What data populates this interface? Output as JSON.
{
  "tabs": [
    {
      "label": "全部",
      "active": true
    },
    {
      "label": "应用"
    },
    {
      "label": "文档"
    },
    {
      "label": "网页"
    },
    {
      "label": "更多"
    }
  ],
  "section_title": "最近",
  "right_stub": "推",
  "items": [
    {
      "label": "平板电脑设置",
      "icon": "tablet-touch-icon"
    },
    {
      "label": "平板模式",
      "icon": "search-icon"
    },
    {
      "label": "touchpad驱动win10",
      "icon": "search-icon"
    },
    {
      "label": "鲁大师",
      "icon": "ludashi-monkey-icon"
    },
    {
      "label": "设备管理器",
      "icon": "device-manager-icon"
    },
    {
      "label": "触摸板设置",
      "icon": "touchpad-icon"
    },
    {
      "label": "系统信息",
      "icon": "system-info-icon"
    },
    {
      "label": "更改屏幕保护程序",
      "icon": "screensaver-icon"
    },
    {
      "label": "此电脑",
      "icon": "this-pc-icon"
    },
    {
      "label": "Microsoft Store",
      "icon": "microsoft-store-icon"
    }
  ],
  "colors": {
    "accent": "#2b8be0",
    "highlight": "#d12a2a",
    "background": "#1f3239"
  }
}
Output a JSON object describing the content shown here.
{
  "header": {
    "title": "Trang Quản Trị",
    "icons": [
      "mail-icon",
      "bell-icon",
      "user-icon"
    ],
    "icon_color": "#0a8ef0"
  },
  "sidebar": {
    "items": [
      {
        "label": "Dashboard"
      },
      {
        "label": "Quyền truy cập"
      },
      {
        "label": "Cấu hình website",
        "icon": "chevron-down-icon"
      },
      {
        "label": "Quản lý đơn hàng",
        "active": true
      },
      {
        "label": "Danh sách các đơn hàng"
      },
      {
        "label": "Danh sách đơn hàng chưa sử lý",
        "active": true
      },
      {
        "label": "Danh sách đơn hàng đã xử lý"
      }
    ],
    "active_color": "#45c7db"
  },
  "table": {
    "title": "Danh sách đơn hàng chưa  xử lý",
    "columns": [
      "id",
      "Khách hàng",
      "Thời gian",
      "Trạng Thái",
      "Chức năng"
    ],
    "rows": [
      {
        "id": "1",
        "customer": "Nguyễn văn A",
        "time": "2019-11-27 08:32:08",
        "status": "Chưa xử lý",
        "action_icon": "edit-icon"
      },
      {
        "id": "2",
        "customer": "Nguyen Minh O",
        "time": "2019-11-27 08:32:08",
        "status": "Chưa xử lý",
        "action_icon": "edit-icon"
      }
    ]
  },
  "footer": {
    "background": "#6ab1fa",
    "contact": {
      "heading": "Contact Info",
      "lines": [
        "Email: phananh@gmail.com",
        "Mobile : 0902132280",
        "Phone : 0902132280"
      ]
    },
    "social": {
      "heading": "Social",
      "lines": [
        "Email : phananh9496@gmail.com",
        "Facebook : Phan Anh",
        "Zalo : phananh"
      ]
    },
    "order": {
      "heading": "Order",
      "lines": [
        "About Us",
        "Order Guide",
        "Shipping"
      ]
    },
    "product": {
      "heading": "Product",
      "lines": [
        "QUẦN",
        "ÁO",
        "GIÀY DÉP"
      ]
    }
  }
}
======
Every record should be given again exactly.

Answer to this problem:
What data populates this interface? Output as JSON.
{
  "tabs": [
    {
      "label": "全部",
      "active": true
    },
    {
      "label": "应用"
    },
    {
      "label": "文档"
    },
    {
      "label": "网页"
    },
    {
      "label": "更多"
    }
  ],
  "section_title": "最近",
  "right_stub": "推",
  "items": [
    {
      "label": "平板电脑设置",
      "icon": "tablet-touch-icon"
    },
    {
      "label": "平板模式",
      "icon": "search-icon"
    },
    {
      "label": "touchpad驱动win10",
      "icon": "search-icon"
    },
    {
      "label": "鲁大师",
      "icon": "ludashi-monkey-icon"
    },
    {
      "label": "设备管理器",
      "icon": "device-manager-icon"
    },
    {
      "label": "触摸板设置",
      "icon": "touchpad-icon"
    },
    {
      "label": "系统信息",
      "icon": "system-info-icon"
    },
    {
      "label": "更改屏幕保护程序",
      "icon": "screensaver-icon"
    },
    {
      "label": "此电脑",
      "icon": "this-pc-icon"
    },
    {
      "label": "Microsoft Store",
      "icon": "microsoft-store-icon"
    }
  ],
  "colors": {
    "accent": "#2b8be0",
    "highlight": "#d12a2a",
    "background": "#1f3239"
  }
}
Output a JSON object describing the content shown here.
{
  "header": {
    "title": "Trang Quản Trị",
    "icons": [
      "mail-icon",
      "bell-icon",
      "user-icon"
    ],
    "icon_color": "#0a8ef0"
  },
  "sidebar": {
    "items": [
      {
        "label": "Dashboard"
      },
      {
        "label": "Quyền truy cập"
      },
      {
        "label": "Cấu hình website",
        "icon": "chevron-down-icon"
      },
      {
        "label": "Quản lý đơn hàng",
        "active": true
      },
      {
        "label": "Danh sách các đơn hàng"
      },
      {
        "label": "Danh sách đơn hàng chưa sử lý",
        "active": true
      },
      {
        "label": "Danh sách đơn hàng đã xử lý"
      }
    ],
    "active_color": "#45c7db"
  },
  "table": {
    "title": "Danh sách đơn hàng chưa  xử lý",
    "columns": [
      "id",
      "Khách hàng",
      "Thời gian",
      "Trạng Thái",
      "Chức năng"
    ],
    "rows": [
      {
        "id": "1",
        "customer": "Nguyễn văn A",
        "time": "2019-11-27 08:32:08",
        "status": "Chưa xử lý",
        "action_icon": "edit-icon"
      },
      {
        "id": "2",
        "customer": "Nguyen Minh O",
        "time": "2019-11-27 08:32:08",
        "status": "Chưa xử lý",
        "action_icon": "edit-icon"
      }
    ]
  },
  "footer": {
    "background": "#6ab1fa",
    "contact": {
      "heading": "Contact Info",
      "lines": [
        "Email: phananh@gmail.com",
        "Mobile : 0902132280",
        "Phone : 0902132280"
      ]
    },
    "social": {
      "heading": "Social",
      "lines": [
        "Email : phananh9496@gmail.com",
        "Facebook : Phan Anh",
        "Zalo : phananh"
      ]
    },
    "order": {
      "heading": "Order",
      "lines": [
        "About Us",
        "Order Guide",
        "Shipping"
      ]
    },
    "product": {
      "heading": "Product",
      "lines": [
        "QUẦN",
        "ÁO",
        "GIÀY DÉP"
      ]
    }
  }
}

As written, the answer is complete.